SHORT TASK =
In the lines below, how many hold the word "Predicted"? Answer only with the number.

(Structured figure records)
******************************
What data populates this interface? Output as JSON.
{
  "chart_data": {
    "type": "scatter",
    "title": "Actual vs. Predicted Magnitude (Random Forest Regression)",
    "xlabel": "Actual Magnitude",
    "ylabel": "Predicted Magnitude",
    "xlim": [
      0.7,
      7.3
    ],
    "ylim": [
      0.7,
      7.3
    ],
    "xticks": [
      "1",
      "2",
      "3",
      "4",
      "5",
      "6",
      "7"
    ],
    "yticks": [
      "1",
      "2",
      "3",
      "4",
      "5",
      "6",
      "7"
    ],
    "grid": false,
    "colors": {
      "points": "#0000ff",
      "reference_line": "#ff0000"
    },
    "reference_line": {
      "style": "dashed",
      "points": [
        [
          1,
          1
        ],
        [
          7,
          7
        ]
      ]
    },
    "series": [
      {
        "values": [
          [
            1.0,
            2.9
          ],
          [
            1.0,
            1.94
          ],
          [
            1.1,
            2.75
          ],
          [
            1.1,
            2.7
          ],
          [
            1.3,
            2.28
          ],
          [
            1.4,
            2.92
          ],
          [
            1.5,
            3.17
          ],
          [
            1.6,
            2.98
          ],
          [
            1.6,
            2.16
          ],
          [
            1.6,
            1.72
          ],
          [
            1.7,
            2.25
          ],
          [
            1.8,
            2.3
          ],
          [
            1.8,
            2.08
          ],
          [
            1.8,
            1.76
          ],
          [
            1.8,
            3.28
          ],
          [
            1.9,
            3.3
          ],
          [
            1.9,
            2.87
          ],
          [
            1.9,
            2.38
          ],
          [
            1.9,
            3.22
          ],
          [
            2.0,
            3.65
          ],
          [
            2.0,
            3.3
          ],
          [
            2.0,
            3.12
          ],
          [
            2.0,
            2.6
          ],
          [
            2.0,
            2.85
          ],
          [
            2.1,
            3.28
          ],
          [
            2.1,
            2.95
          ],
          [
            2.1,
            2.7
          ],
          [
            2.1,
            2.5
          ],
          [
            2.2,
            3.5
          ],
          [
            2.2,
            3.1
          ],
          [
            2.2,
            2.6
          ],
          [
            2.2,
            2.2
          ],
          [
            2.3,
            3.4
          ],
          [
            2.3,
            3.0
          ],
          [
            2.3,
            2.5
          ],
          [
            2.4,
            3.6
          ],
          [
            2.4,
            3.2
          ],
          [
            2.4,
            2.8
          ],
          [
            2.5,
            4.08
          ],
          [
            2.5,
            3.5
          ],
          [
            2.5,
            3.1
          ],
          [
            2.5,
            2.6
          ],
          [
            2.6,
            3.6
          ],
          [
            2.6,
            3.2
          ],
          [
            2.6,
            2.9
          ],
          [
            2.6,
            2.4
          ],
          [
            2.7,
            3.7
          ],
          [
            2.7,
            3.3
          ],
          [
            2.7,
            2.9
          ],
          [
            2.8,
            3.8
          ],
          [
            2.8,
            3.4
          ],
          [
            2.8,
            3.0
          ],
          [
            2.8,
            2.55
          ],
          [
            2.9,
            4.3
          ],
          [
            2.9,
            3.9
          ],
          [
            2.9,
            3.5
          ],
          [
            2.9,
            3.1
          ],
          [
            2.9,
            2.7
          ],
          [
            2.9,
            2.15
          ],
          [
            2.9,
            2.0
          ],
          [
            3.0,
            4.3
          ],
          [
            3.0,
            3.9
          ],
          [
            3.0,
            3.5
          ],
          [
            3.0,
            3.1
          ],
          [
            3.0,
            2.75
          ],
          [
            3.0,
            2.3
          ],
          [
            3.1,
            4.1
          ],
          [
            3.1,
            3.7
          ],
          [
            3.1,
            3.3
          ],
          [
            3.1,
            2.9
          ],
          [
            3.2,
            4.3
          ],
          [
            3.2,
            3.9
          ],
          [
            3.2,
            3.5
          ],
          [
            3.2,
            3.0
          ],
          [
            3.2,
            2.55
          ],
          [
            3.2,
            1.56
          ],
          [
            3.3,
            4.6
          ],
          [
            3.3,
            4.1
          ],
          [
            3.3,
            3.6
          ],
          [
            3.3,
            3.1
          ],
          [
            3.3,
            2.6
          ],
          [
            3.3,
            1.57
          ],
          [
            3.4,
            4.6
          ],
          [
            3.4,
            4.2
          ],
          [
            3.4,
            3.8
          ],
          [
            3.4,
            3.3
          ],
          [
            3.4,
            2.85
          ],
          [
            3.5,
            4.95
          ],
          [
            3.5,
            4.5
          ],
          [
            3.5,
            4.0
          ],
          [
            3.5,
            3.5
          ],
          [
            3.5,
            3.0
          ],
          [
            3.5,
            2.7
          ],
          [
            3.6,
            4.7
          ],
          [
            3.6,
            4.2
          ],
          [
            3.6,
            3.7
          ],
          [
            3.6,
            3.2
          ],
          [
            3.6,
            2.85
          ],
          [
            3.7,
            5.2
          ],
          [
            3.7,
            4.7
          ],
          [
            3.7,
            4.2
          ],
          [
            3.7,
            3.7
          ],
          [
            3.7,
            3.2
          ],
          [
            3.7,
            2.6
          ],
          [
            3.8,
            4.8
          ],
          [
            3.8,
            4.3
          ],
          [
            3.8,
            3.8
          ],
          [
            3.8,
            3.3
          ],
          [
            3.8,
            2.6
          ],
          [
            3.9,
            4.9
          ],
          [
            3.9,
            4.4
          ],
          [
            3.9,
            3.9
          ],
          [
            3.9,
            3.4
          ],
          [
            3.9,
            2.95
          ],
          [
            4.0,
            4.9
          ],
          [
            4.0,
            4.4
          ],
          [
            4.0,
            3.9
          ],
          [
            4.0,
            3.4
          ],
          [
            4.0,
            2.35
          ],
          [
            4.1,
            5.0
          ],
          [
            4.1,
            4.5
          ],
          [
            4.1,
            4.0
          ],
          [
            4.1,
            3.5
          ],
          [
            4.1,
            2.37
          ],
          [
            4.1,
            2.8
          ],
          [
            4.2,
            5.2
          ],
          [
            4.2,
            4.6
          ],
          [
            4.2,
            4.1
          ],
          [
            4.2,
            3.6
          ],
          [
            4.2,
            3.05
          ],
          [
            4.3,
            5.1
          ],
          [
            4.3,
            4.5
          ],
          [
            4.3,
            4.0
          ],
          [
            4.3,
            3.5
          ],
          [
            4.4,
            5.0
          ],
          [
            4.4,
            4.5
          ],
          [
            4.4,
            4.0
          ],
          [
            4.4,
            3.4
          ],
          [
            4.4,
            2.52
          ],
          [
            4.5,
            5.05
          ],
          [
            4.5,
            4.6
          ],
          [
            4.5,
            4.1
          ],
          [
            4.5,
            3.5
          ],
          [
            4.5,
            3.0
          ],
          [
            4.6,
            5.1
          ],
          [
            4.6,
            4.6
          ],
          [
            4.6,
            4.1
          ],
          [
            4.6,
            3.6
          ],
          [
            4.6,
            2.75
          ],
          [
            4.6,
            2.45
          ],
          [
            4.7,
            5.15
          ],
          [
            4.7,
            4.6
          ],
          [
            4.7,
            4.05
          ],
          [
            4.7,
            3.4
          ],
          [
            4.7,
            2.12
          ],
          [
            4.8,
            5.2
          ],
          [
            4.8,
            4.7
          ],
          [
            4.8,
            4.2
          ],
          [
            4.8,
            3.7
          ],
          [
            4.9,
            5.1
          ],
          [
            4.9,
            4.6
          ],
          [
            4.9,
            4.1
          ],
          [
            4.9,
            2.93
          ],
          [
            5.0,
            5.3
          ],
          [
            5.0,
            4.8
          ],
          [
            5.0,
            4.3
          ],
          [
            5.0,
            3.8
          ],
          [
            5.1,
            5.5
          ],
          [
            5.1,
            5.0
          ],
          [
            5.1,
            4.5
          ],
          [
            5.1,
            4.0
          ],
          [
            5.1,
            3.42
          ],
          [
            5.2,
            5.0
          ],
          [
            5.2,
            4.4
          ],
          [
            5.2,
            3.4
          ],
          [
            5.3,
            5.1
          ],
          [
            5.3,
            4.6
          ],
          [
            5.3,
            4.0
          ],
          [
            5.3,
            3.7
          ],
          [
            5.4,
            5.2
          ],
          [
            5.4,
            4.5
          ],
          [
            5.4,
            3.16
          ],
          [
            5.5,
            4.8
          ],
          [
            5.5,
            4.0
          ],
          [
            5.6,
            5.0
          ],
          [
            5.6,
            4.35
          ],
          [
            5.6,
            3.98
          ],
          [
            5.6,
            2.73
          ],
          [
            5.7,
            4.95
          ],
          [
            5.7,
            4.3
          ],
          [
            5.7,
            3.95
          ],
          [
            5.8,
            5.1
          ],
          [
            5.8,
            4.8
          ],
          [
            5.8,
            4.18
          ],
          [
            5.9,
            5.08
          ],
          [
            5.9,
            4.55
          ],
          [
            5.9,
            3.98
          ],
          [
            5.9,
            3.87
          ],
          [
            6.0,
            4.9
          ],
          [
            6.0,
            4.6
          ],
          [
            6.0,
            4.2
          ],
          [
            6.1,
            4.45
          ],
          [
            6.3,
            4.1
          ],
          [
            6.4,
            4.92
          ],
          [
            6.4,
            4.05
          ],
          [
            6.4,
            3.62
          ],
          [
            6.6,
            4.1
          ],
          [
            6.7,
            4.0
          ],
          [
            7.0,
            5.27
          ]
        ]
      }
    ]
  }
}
******************************
IN RESPONSE =
2